━━━━━ Given entries

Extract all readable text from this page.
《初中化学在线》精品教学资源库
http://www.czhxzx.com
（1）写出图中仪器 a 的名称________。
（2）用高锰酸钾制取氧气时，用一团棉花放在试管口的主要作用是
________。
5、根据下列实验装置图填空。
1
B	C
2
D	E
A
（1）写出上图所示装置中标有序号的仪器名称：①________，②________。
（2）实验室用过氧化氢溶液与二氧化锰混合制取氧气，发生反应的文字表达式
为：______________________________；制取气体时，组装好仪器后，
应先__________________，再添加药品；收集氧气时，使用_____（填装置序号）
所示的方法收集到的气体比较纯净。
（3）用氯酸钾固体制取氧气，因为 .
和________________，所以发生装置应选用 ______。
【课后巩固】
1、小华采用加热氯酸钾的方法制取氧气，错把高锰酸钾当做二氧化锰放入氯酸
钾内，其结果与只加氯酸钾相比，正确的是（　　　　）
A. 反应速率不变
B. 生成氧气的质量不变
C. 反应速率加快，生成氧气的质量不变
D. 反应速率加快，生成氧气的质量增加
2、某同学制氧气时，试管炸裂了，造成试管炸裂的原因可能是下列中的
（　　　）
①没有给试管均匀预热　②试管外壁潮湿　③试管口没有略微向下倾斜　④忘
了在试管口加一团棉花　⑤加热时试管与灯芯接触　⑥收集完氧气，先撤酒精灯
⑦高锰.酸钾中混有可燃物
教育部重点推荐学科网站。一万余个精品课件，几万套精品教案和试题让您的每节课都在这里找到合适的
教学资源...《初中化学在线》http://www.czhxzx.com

━━━━━━━━━━

Written exercise
Determine how many lines of the listing above include the word "反应速率加快", and report that number only.

Result of this task
2